• [Task requirements]: Look for the line with "Read out every word on this page." in the entries below, then extract that line and all lines after it exactly, with pictures left out.

• [Data for this exercise]:
= = = = =

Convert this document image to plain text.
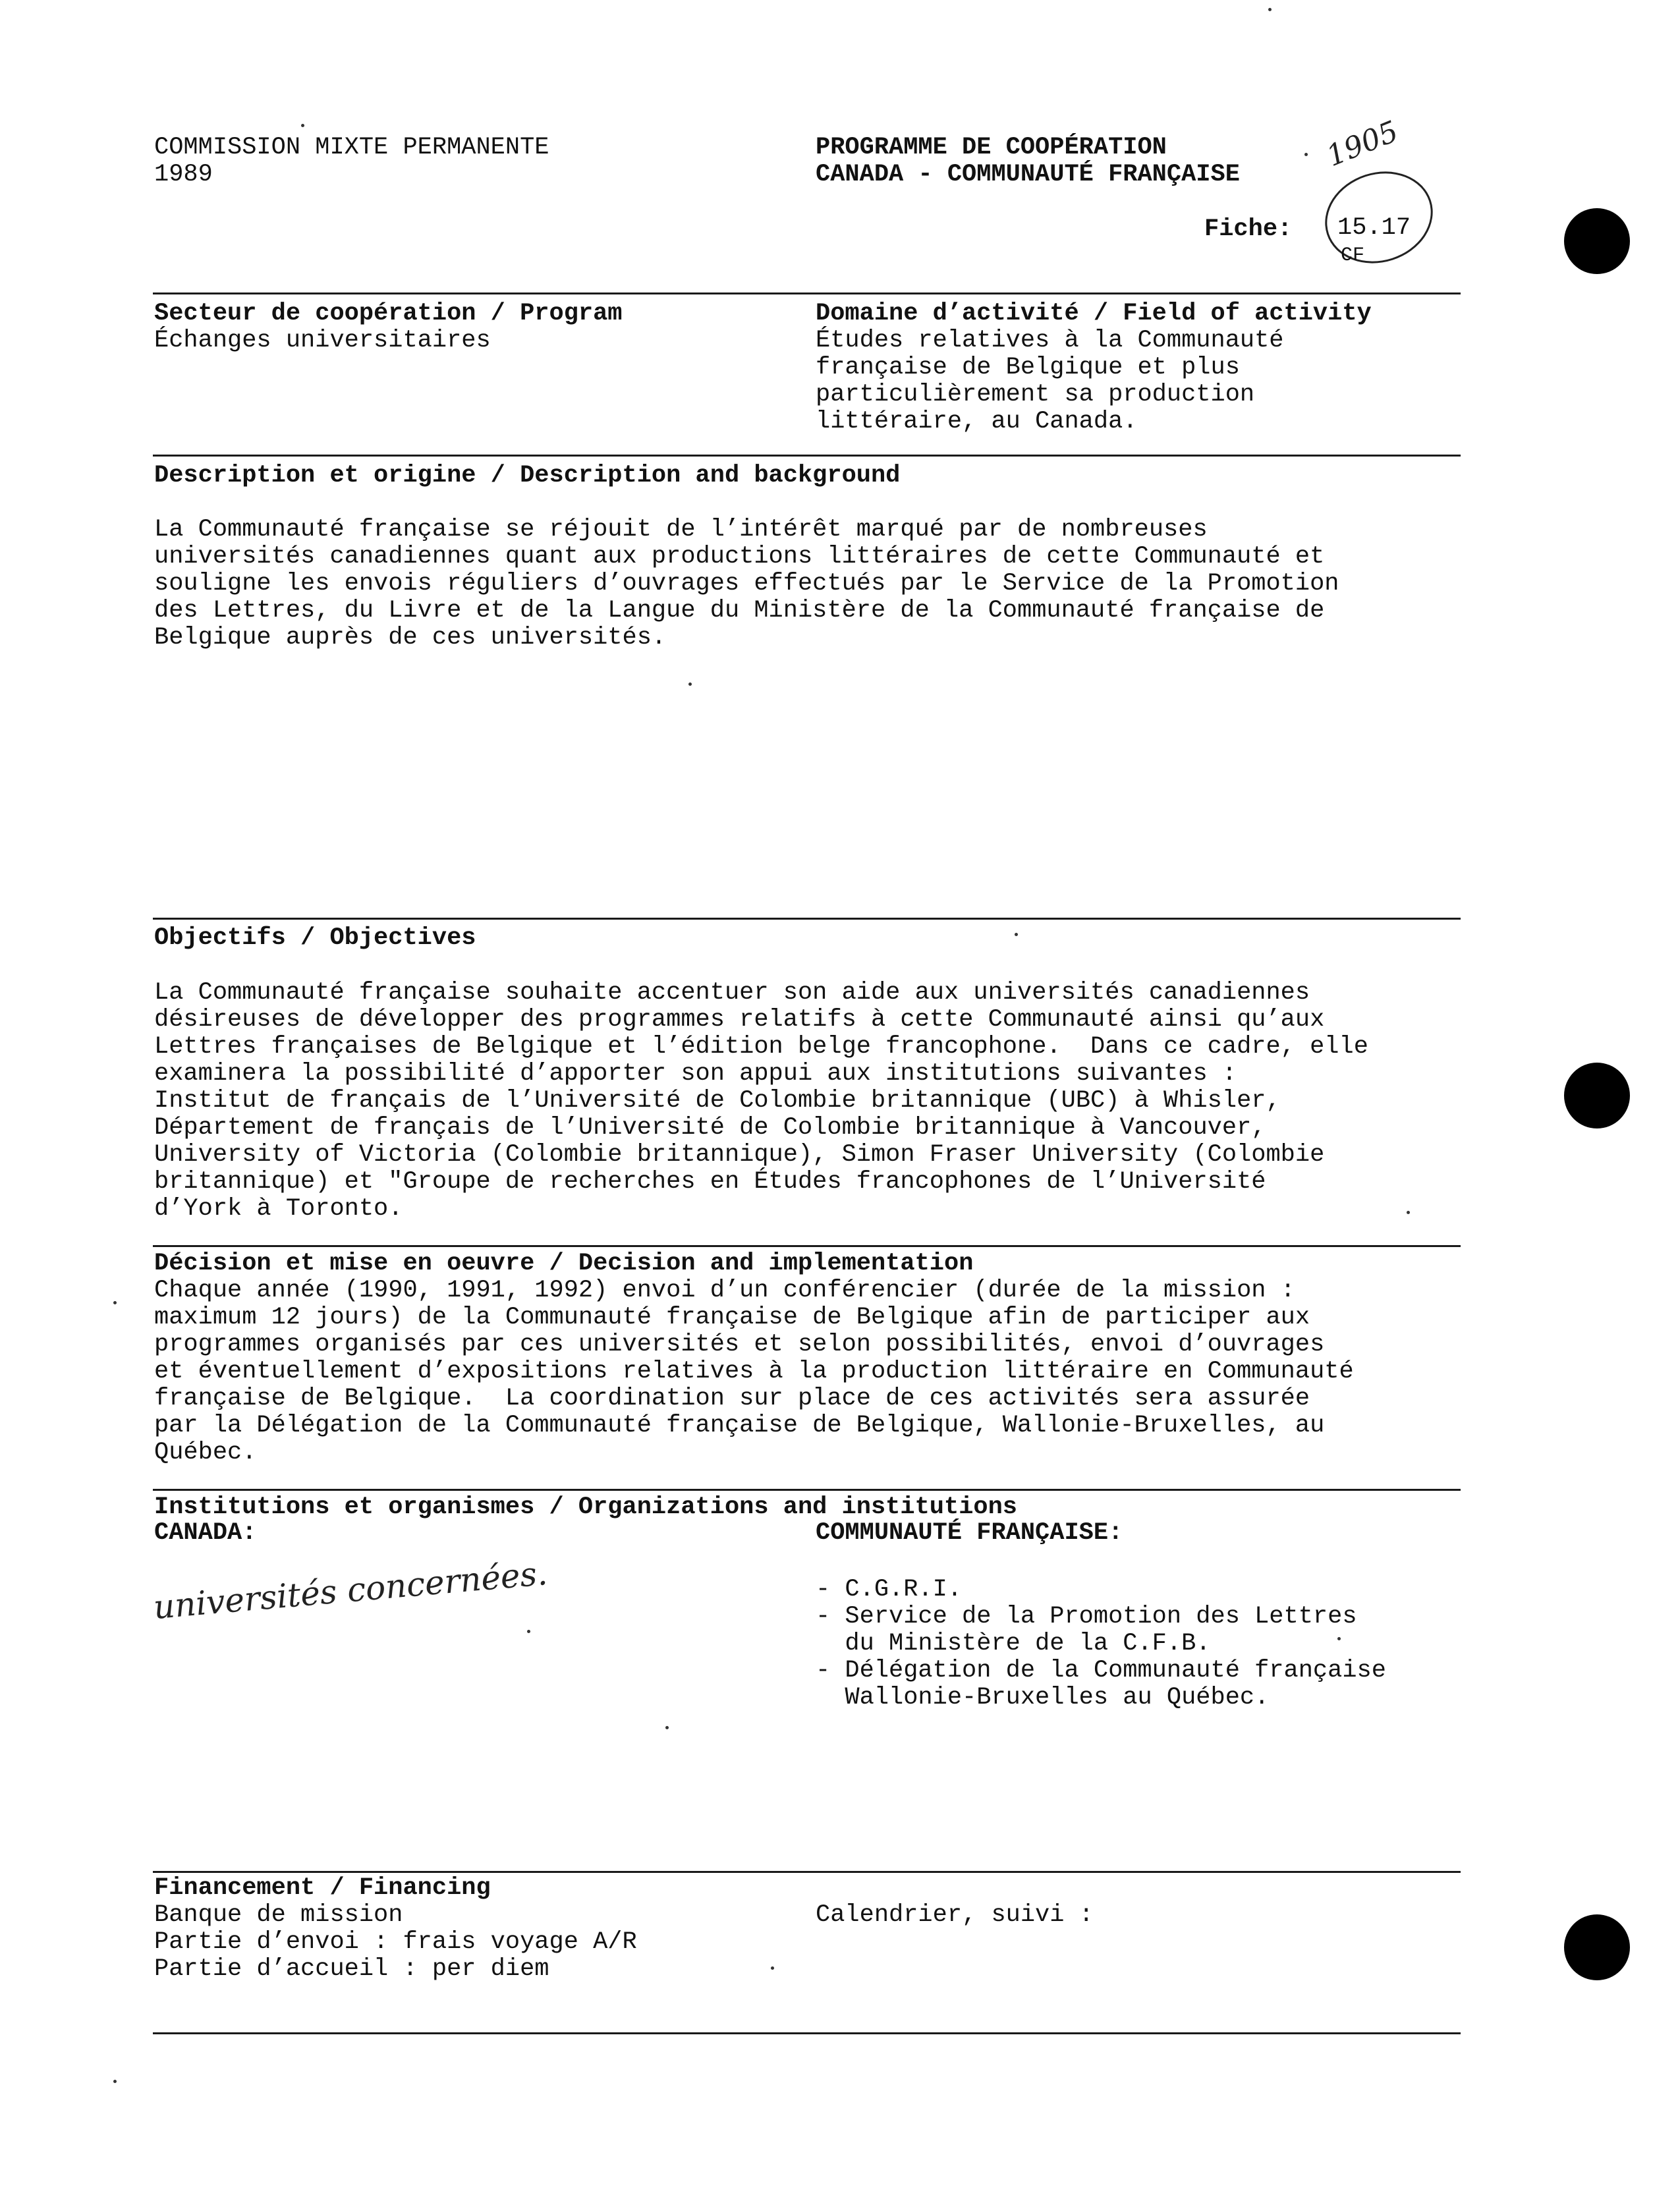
COMMISSION MIXTE PERMANENTE
1989
PROGRAMME DE COOPÉRATION
CANADA - COMMUNAUTÉ FRANÇAISE
1905
Fiche: 15.17
CF
Secteur de coopération / Program
Échanges universitaires
Domaine d’activité / Field of activity
Études relatives à la Communauté
française de Belgique et plus
particulièrement sa production
littéraire, au Canada.
Description et origine / Description and background
La Communauté française se réjouit de l’intérêt marqué par de nombreuses
universités canadiennes quant aux productions littéraires de cette Communauté et
souligne les envois réguliers d’ouvrages effectués par le Service de la Promotion
des Lettres, du Livre et de la Langue du Ministère de la Communauté française de
Belgique auprès de ces universités.
Objectifs / Objectives
La Communauté française souhaite accentuer son aide aux universités canadiennes
désireuses de développer des programmes relatifs à cette Communauté ainsi qu’aux
Lettres françaises de Belgique et l’édition belge francophone.  Dans ce cadre, elle
examinera la possibilité d’apporter son appui aux institutions suivantes :
Institut de français de l’Université de Colombie britannique (UBC) à Whisler,
Département de français de l’Université de Colombie britannique à Vancouver,
University of Victoria (Colombie britannique), Simon Fraser University (Colombie
britannique) et "Groupe de recherches en Études francophones de l’Université
d’York à Toronto.
Décision et mise en oeuvre / Decision and implementation
Chaque année (1990, 1991, 1992) envoi d’un conférencier (durée de la mission :
maximum 12 jours) de la Communauté française de Belgique afin de participer aux
programmes organisés par ces universités et selon possibilités, envoi d’ouvrages
et éventuellement d’expositions relatives à la production littéraire en Communauté
française de Belgique.  La coordination sur place de ces activités sera assurée
par la Délégation de la Communauté française de Belgique, Wallonie-Bruxelles, au
Québec.
Institutions et organismes / Organizations and institutions
CANADA:
universités concernées.
COMMUNAUTÉ FRANÇAISE:
- C.G.R.I.
- Service de la Promotion des Lettres
du Ministère de la C.F.B.
- Délégation de la Communauté française
Wallonie-Bruxelles au Québec.
Financement / Financing
Banque de mission
Partie d’envoi : frais voyage A/R
Partie d’accueil : per diem
Calendrier, suivi :
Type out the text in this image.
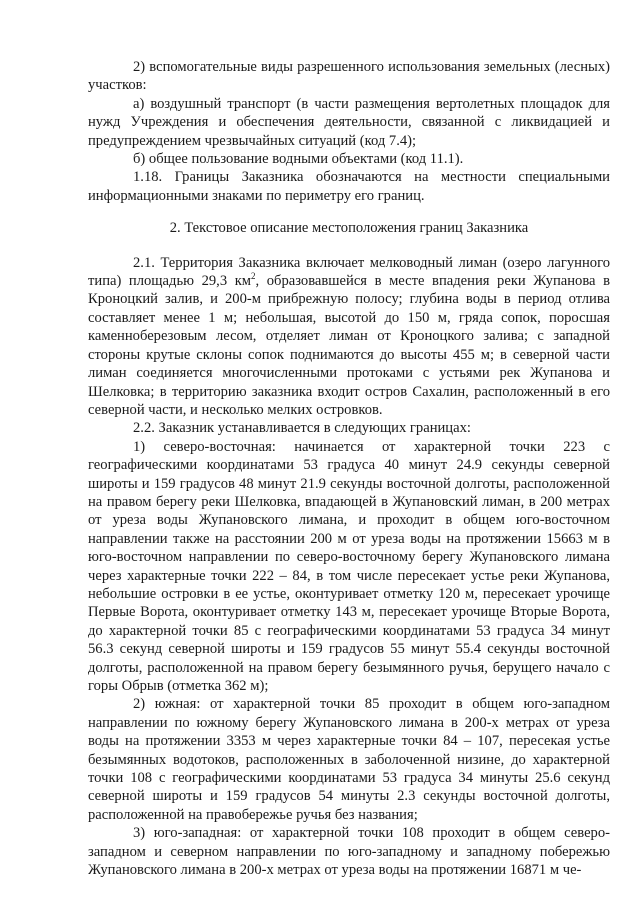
2) вспомогательные виды разрешенного использования земельных (лесных) участков:

а) воздушный транспорт (в части размещения вертолетных площадок для нужд Учреждения и обеспечения деятельности, связанной с ликвидацией и предупреждением чрезвычайных ситуаций (код 7.4);

б) общее пользование водными объектами (код 11.1).

1.18. Границы Заказника обозначаются на местности специальными информационными знаками по периметру его границ.

2. Текстовое описание местоположения границ Заказника

2.1. Территория Заказника включает мелководный лиман (озеро лагунного типа) площадью 29,3 $км^2$, образовавшейся в месте впадения реки Жупанова в Кроноцкий залив, и 200-м прибрежную полосу; глубина воды в период отлива составляет менее 1 м; небольшая, высотой до 150 м, гряда сопок, поросшая каменноберезовым лесом, отделяет лиман от Кроноцкого залива; с западной стороны крутые склоны сопок поднимаются до высоты 455 м; в северной части лиман соединяется многочисленными протоками с устьями рек Жупанова и Шелковка; в территорию заказника входит остров Сахалин, расположенный в его северной части, и несколько мелких островков.

2.2. Заказник устанавливается в следующих границах:

1) северо-восточная: начинается от характерной точки 223 с географическими координатами 53 градуса 40 минут 24.9 секунды северной широты и 159 градусов 48 минут 21.9 секунды восточной долготы, расположенной на правом берегу реки Шелковка, впадающей в Жупановский лиман, в 200 метрах от уреза воды Жупановского лимана, и проходит в общем юго-восточном направлении также на расстоянии 200 м от уреза воды на протяжении 15663 м в юго-восточном направлении по северо-восточному берегу Жупановского лимана через характерные точки 222 – 84, в том числе пересекает устье реки Жупанова, небольшие островки в ее устье, оконтуривает отметку 120 м, пересекает урочище Первые Ворота, оконтуривает отметку 143 м, пересекает урочище Вторые Ворота, до характерной точки 85 с географическими координатами 53 градуса 34 минут 56.3 секунд северной широты и 159 градусов 55 минут 55.4 секунды восточной долготы, расположенной на правом берегу безымянного ручья, берущего начало с горы Обрыв (отметка 362 м);

2) южная: от характерной точки 85 проходит в общем юго-западном направлении по южному берегу Жупановского лимана в 200-х метрах от уреза воды на протяжении 3353 м через характерные точки 84 – 107, пересекая устье безымянных водотоков, расположенных в заболоченной низине, до характерной точки 108 с географическими координатами 53 градуса 34 минуты 25.6 секунд северной широты и 159 градусов 54 минуты 2.3 секунды восточной долготы, расположенной на правобережье ручья без названия;

3) юго-западная: от характерной точки 108 проходит в общем северо-западном и северном направлении по юго-западному и западному побережью Жупановского лимана в 200-х метрах от уреза воды на протяжении 16871 м че-
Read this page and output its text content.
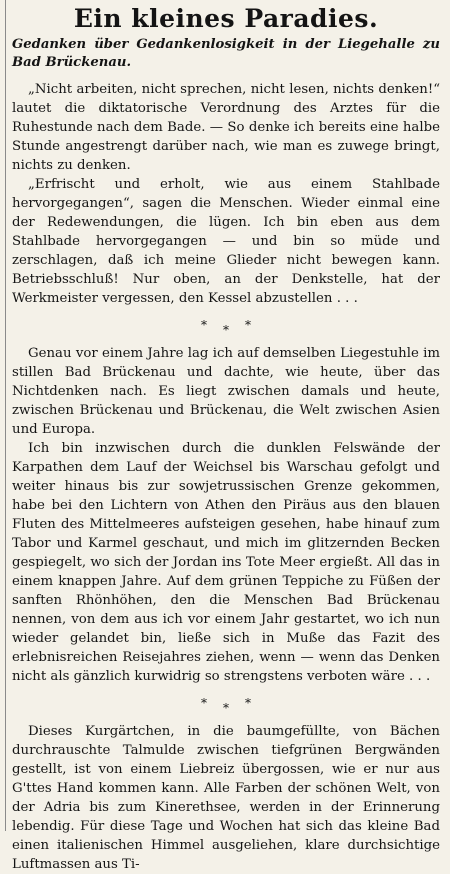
Ein kleines Paradies.

Gedanken über Gedankenlosigkeit in der Liegehalle zu Bad Brückenau.

„Nicht arbeiten, nicht sprechen, nicht lesen, nichts denken!“ lautet die diktatorische Verordnung des Arztes für die Ruhestunde nach dem Bade. — So denke ich bereits eine halbe Stunde angestrengt darüber nach, wie man es zuwege bringt, nichts zu denken.

„Erfrischt und erholt, wie aus einem Stahlbade hervorgegangen“, sagen die Menschen. Wieder einmal eine der Redewendungen, die lügen. Ich bin eben aus dem Stahlbade hervorgegangen — und bin so müde und zerschlagen, daß ich meine Glieder nicht bewegen kann. Betriebsschluß! Nur oben, an der Denkstelle, hat der Werkmeister vergessen, den Kessel abzustellen . . .

***

Genau vor einem Jahre lag ich auf demselben Liegestuhle im stillen Bad Brückenau und dachte, wie heute, über das Nichtdenken nach. Es liegt zwischen damals und heute, zwischen Brückenau und Brückenau, die Welt zwischen Asien und Europa.

Ich bin inzwischen durch die dunklen Felswände der Karpathen dem Lauf der Weichsel bis Warschau gefolgt und weiter hinaus bis zur sowjetrussischen Grenze gekommen, habe bei den Lichtern von Athen den Piräus aus den blauen Fluten des Mittelmeeres aufsteigen gesehen, habe hinauf zum Tabor und Karmel geschaut, und mich im glitzernden Becken gespiegelt, wo sich der Jordan ins Tote Meer ergießt. All das in einem knappen Jahre. Auf dem grünen Teppiche zu Füßen der sanften Rhönhöhen, den die Menschen Bad Brückenau nennen, von dem aus ich vor einem Jahr gestartet, wo ich nun wieder gelandet bin, ließe sich in Muße das Fazit des erlebnisreichen Reisejahres ziehen, wenn — wenn das Denken nicht als gänzlich kurwidrig so strengstens verboten wäre . . .

***

Dieses Kurgärtchen, in die baumgefüllte, von Bächen durchrauschte Talmulde zwischen tiefgrünen Bergwänden gestellt, ist von einem Liebreiz übergossen, wie er nur aus G'ttes Hand kommen kann. Alle Farben der schönen Welt, von der Adria bis zum Kinerethsee, werden in der Erinnerung lebendig. Für diese Tage und Wochen hat sich das kleine Bad einen italienischen Himmel ausgeliehen, klare durchsichtige Luftmassen aus Ti-
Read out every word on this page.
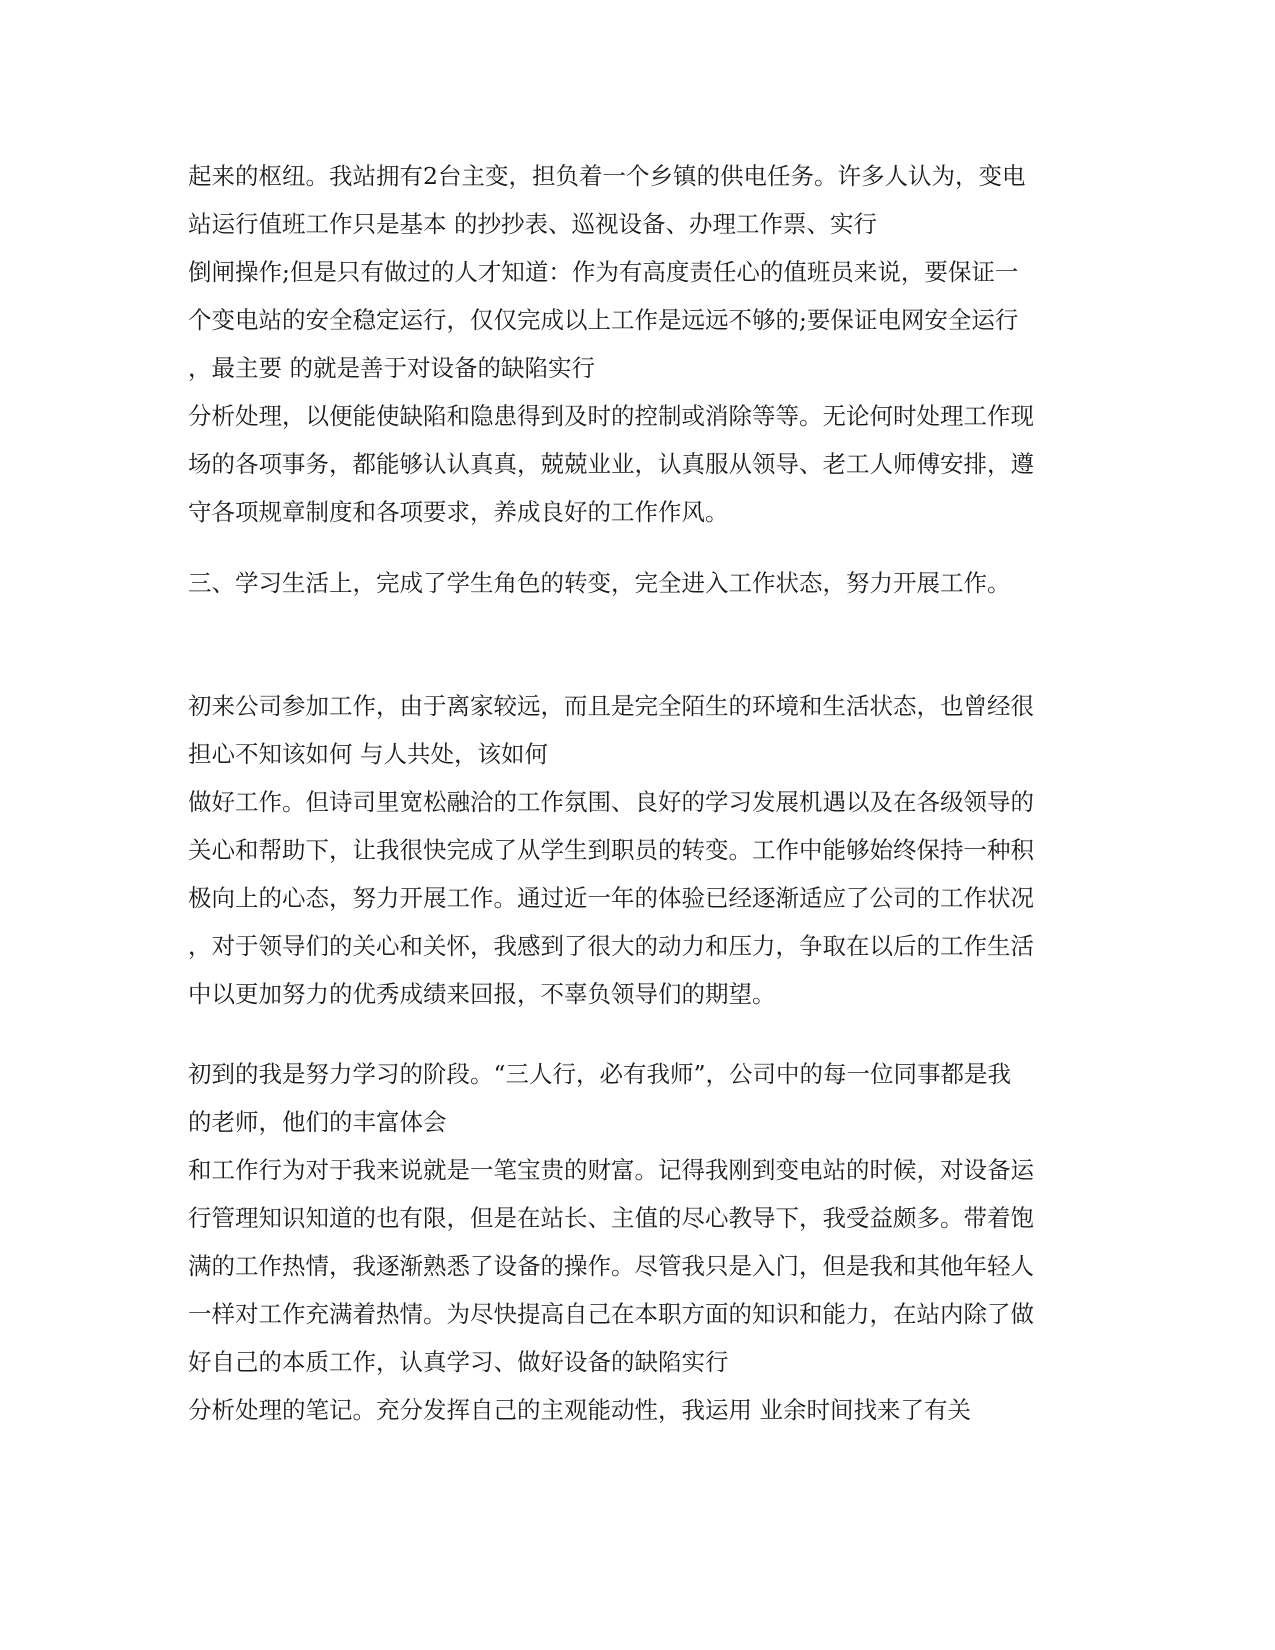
起来的枢纽。我站拥有2台主变，担负着一个乡镇的供电任务。许多人认为，变电
站运行值班工作只是基本 的抄抄表、巡视设备、办理工作票、实行
倒闸操作;但是只有做过的人才知道：作为有高度责任心的值班员来说，要保证一
个变电站的安全稳定运行，仅仅完成以上工作是远远不够的;要保证电网安全运行
，最主要 的就是善于对设备的缺陷实行
分析处理，以便能使缺陷和隐患得到及时的控制或消除等等。无论何时处理工作现
场的各项事务，都能够认认真真，兢兢业业，认真服从领导、老工人师傅安排，遵
守各项规章制度和各项要求，养成良好的工作作风。
三、学习生活上，完成了学生角色的转变，完全进入工作状态，努力开展工作。
初来公司参加工作，由于离家较远，而且是完全陌生的环境和生活状态，也曾经很
担心不知该如何 与人共处，该如何
做好工作。但诗司里宽松融洽的工作氛围、良好的学习发展机遇以及在各级领导的
关心和帮助下，让我很快完成了从学生到职员的转变。工作中能够始终保持一种积
极向上的心态，努力开展工作。通过近一年的体验已经逐渐适应了公司的工作状况
，对于领导们的关心和关怀，我感到了很大的动力和压力，争取在以后的工作生活
中以更加努力的优秀成绩来回报，不辜负领导们的期望。
初到的我是努力学习的阶段。“三人行，必有我师”，公司中的每一位同事都是我
的老师，他们的丰富体会
和工作行为对于我来说就是一笔宝贵的财富。记得我刚到变电站的时候，对设备运
行管理知识知道的也有限，但是在站长、主值的尽心教导下，我受益颇多。带着饱
满的工作热情，我逐渐熟悉了设备的操作。尽管我只是入门，但是我和其他年轻人
一样对工作充满着热情。为尽快提高自己在本职方面的知识和能力，在站内除了做
好自己的本质工作，认真学习、做好设备的缺陷实行
分析处理的笔记。充分发挥自己的主观能动性，我运用 业余时间找来了有关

= = = = =

• [Solution to this task]:
Read out every word on this page.
起来的枢纽。我站拥有2台主变，担负着一个乡镇的供电任务。许多人认为，变电
站运行值班工作只是基本 的抄抄表、巡视设备、办理工作票、实行
倒闸操作;但是只有做过的人才知道：作为有高度责任心的值班员来说，要保证一
个变电站的安全稳定运行，仅仅完成以上工作是远远不够的;要保证电网安全运行
，最主要 的就是善于对设备的缺陷实行
分析处理，以便能使缺陷和隐患得到及时的控制或消除等等。无论何时处理工作现
场的各项事务，都能够认认真真，兢兢业业，认真服从领导、老工人师傅安排，遵
守各项规章制度和各项要求，养成良好的工作作风。
三、学习生活上，完成了学生角色的转变，完全进入工作状态，努力开展工作。
初来公司参加工作，由于离家较远，而且是完全陌生的环境和生活状态，也曾经很
担心不知该如何 与人共处，该如何
做好工作。但诗司里宽松融洽的工作氛围、良好的学习发展机遇以及在各级领导的
关心和帮助下，让我很快完成了从学生到职员的转变。工作中能够始终保持一种积
极向上的心态，努力开展工作。通过近一年的体验已经逐渐适应了公司的工作状况
，对于领导们的关心和关怀，我感到了很大的动力和压力，争取在以后的工作生活
中以更加努力的优秀成绩来回报，不辜负领导们的期望。
初到的我是努力学习的阶段。“三人行，必有我师”，公司中的每一位同事都是我
的老师，他们的丰富体会
和工作行为对于我来说就是一笔宝贵的财富。记得我刚到变电站的时候，对设备运
行管理知识知道的也有限，但是在站长、主值的尽心教导下，我受益颇多。带着饱
满的工作热情，我逐渐熟悉了设备的操作。尽管我只是入门，但是我和其他年轻人
一样对工作充满着热情。为尽快提高自己在本职方面的知识和能力，在站内除了做
好自己的本质工作，认真学习、做好设备的缺陷实行
分析处理的笔记。充分发挥自己的主观能动性，我运用 业余时间找来了有关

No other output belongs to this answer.